## Prompt
Where a line in the listing contains the string "accusantium", copy that line out.

## Data listing
begin

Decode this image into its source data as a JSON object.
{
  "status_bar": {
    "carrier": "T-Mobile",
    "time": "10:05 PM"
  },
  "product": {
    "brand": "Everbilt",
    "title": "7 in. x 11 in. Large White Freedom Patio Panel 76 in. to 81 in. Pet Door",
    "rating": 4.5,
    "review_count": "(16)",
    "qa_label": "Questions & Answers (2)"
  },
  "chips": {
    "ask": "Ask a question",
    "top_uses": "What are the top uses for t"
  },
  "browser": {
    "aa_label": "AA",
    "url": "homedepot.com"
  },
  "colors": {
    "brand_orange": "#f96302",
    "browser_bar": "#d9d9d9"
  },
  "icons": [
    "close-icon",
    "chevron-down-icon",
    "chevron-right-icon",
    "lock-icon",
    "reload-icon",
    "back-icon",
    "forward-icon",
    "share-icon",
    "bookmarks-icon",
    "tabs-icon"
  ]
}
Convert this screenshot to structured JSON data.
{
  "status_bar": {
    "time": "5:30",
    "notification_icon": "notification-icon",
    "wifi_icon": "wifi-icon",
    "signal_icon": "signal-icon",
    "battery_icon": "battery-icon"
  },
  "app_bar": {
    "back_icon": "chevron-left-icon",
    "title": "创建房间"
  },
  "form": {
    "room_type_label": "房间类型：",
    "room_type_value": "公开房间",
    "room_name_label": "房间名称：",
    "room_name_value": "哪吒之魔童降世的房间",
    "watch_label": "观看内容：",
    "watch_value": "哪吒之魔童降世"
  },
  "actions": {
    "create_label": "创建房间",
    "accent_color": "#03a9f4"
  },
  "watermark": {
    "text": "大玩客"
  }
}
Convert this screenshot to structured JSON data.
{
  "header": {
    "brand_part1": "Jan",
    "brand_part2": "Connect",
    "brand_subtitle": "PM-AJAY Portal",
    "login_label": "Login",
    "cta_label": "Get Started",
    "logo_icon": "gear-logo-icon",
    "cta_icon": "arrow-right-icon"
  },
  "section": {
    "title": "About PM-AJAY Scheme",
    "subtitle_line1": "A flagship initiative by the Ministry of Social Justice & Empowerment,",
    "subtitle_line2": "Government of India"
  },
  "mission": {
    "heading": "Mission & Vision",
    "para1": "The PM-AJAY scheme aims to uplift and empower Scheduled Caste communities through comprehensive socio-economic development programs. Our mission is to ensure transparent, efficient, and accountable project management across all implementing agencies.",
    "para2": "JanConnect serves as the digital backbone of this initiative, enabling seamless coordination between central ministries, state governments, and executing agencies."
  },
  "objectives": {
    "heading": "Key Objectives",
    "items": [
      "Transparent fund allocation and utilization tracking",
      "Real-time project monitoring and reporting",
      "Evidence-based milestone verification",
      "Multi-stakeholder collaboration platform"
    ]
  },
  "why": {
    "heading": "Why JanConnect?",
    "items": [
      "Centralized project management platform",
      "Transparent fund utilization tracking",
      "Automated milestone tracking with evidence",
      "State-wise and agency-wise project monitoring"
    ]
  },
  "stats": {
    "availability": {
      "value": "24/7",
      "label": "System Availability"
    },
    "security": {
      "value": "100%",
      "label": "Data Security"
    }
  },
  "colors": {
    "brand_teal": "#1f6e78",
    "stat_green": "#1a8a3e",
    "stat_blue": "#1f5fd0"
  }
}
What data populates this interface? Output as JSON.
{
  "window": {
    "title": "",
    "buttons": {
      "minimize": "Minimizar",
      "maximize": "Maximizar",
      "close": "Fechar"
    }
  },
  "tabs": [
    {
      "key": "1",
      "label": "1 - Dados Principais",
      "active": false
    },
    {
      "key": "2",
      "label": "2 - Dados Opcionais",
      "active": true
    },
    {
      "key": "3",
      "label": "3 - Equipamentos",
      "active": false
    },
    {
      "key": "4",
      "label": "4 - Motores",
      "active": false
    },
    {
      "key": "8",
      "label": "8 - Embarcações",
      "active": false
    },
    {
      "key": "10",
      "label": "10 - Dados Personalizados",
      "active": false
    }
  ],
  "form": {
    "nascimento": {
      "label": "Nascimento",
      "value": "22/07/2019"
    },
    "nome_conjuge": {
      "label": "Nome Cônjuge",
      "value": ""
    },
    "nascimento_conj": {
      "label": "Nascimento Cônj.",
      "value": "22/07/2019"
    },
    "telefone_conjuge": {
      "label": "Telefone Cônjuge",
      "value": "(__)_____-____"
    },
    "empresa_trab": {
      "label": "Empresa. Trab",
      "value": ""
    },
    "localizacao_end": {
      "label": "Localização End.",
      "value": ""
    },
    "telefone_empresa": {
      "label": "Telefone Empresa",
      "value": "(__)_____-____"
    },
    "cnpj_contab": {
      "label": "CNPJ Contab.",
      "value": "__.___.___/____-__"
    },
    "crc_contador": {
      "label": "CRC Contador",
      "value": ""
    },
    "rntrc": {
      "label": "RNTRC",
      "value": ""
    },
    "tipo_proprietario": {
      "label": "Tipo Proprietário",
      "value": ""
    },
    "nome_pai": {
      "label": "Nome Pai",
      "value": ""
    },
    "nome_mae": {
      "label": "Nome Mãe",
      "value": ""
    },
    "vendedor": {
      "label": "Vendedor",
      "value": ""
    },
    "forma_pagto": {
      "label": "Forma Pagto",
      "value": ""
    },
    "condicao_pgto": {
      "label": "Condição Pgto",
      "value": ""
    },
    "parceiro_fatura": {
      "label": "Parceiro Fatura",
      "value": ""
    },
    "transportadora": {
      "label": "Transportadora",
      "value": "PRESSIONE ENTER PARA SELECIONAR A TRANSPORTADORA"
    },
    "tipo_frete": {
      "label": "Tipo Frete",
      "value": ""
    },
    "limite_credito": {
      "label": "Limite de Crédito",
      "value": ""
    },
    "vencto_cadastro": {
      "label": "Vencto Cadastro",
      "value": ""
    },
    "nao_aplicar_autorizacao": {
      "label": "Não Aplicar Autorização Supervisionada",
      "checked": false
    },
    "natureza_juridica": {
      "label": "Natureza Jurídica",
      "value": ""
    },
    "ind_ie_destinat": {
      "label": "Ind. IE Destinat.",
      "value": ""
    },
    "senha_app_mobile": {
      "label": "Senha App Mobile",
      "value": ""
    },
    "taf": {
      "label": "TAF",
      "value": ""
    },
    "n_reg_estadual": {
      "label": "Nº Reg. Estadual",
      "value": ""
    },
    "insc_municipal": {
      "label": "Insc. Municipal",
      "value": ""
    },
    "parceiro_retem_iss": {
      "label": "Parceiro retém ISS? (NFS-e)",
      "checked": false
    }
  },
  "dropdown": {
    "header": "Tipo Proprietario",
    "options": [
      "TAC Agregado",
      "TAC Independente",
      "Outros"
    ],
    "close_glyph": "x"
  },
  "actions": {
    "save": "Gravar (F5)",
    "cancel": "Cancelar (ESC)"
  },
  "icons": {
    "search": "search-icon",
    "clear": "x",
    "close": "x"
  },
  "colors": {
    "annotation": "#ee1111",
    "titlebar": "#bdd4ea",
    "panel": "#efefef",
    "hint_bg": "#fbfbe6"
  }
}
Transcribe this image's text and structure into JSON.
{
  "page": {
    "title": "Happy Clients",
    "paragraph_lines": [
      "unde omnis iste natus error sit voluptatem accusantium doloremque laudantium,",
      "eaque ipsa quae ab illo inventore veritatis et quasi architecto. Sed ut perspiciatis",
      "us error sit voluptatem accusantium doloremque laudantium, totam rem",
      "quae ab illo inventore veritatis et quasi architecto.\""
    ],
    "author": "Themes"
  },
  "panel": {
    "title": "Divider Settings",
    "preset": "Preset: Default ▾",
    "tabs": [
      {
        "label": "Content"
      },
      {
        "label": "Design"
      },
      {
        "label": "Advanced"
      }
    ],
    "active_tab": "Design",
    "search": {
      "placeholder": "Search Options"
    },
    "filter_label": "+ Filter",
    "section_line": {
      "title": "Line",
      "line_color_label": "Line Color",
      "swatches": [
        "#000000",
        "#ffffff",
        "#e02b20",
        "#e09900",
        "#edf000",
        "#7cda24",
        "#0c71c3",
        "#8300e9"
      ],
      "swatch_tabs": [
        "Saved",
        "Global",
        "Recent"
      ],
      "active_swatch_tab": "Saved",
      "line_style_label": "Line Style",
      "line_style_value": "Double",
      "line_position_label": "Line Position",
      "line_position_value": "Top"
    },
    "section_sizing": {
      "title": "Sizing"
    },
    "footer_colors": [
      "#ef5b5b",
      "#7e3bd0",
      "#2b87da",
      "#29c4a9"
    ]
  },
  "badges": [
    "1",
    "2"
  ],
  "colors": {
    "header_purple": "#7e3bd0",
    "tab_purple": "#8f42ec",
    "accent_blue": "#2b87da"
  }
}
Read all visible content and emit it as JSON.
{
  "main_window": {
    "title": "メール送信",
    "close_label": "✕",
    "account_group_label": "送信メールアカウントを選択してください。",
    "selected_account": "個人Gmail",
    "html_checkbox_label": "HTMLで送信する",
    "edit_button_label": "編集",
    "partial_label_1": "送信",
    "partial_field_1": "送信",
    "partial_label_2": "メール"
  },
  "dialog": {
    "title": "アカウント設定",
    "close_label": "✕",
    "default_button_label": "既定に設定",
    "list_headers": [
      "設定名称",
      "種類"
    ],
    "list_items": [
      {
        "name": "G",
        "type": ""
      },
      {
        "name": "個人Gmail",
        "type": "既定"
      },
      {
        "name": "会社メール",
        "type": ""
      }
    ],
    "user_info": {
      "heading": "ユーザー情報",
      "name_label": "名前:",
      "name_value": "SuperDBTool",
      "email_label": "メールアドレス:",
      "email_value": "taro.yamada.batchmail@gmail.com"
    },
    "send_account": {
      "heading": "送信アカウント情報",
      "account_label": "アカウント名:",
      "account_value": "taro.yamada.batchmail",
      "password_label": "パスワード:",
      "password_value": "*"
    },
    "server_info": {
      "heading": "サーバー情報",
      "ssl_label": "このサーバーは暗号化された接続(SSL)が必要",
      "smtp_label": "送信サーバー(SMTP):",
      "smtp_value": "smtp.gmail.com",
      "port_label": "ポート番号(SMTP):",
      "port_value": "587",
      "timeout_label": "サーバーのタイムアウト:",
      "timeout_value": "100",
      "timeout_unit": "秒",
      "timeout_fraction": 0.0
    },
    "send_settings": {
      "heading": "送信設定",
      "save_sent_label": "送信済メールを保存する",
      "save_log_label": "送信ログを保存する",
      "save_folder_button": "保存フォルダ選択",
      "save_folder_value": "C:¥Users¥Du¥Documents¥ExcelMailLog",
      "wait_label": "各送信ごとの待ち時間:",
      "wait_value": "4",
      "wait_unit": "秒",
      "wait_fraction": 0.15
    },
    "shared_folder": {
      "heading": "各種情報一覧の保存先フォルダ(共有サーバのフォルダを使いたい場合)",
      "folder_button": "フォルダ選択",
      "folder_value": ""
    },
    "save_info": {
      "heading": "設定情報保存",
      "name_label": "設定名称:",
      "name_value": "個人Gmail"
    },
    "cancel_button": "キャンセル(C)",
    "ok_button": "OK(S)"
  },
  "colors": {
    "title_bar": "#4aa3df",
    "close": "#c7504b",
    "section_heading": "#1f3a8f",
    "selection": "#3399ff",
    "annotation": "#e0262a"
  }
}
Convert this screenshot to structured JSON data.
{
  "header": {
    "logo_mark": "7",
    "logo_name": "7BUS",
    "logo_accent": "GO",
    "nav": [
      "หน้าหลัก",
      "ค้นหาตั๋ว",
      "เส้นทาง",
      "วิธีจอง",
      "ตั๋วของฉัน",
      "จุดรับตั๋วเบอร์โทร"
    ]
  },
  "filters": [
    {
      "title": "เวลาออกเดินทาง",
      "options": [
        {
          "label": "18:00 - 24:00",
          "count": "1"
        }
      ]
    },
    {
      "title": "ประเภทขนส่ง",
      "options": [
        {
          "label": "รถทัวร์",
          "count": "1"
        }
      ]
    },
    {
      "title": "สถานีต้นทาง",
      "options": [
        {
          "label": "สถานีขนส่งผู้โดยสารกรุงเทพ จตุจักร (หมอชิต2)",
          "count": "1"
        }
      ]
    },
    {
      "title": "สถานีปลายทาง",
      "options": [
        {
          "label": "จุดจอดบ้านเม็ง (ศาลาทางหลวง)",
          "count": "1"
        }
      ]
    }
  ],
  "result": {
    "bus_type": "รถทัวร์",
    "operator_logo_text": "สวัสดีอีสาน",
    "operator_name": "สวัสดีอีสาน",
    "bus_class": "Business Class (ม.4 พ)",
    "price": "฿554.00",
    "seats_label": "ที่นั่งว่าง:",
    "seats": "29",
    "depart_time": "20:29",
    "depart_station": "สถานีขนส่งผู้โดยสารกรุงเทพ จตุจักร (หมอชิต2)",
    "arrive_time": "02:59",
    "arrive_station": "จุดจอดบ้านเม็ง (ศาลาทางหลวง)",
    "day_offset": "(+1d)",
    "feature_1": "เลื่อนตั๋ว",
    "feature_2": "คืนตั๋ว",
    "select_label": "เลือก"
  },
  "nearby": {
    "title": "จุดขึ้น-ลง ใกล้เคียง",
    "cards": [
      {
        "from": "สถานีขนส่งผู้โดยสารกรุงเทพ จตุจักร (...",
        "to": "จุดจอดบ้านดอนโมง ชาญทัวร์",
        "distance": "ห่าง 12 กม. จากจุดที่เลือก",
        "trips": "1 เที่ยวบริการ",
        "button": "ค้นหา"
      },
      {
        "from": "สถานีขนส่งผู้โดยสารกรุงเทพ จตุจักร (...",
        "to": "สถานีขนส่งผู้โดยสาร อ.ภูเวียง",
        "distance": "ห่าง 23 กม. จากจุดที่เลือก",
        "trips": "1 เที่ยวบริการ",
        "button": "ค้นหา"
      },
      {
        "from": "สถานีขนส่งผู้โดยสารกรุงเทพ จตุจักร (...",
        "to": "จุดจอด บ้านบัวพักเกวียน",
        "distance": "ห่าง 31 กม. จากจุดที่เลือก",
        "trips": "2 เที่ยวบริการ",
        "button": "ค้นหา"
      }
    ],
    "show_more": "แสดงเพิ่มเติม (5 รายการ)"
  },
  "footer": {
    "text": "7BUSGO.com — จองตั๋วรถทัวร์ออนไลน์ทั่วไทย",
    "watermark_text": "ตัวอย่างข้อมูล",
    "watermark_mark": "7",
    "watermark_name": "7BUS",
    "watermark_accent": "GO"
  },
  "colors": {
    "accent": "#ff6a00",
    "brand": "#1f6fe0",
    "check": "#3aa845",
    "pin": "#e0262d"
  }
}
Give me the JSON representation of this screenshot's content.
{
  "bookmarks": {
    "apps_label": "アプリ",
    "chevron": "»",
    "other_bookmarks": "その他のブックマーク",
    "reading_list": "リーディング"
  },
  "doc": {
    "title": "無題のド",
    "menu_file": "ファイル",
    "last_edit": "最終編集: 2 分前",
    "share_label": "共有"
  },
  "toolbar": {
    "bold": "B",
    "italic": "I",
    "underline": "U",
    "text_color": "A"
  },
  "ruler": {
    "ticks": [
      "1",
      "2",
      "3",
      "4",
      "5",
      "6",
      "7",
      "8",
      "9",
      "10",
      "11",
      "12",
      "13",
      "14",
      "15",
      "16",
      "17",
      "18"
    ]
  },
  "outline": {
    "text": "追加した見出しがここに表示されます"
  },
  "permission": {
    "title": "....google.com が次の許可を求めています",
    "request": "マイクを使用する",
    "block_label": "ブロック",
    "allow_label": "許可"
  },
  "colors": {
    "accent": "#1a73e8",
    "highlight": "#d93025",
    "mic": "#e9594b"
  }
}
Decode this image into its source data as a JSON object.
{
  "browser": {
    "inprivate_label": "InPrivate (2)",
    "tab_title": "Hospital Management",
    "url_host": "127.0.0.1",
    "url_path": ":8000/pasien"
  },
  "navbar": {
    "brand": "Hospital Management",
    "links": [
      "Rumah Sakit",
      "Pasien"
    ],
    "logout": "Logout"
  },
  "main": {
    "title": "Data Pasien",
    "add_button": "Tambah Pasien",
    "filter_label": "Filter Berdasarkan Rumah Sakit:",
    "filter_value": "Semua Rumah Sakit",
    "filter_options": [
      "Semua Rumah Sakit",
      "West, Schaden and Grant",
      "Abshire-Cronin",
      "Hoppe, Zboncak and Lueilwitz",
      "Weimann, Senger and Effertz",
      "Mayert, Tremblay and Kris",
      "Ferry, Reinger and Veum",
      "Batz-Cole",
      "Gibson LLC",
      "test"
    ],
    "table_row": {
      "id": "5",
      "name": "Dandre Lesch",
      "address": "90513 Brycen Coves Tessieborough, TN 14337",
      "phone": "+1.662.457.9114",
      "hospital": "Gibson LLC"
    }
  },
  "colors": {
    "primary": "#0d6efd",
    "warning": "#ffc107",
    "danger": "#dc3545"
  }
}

end

## Exercise answer
      "unde omnis iste natus error sit voluptatem accusantium doloremque laudantium,",
      "us error sit voluptatem accusantium doloremque laudantium, totam rem",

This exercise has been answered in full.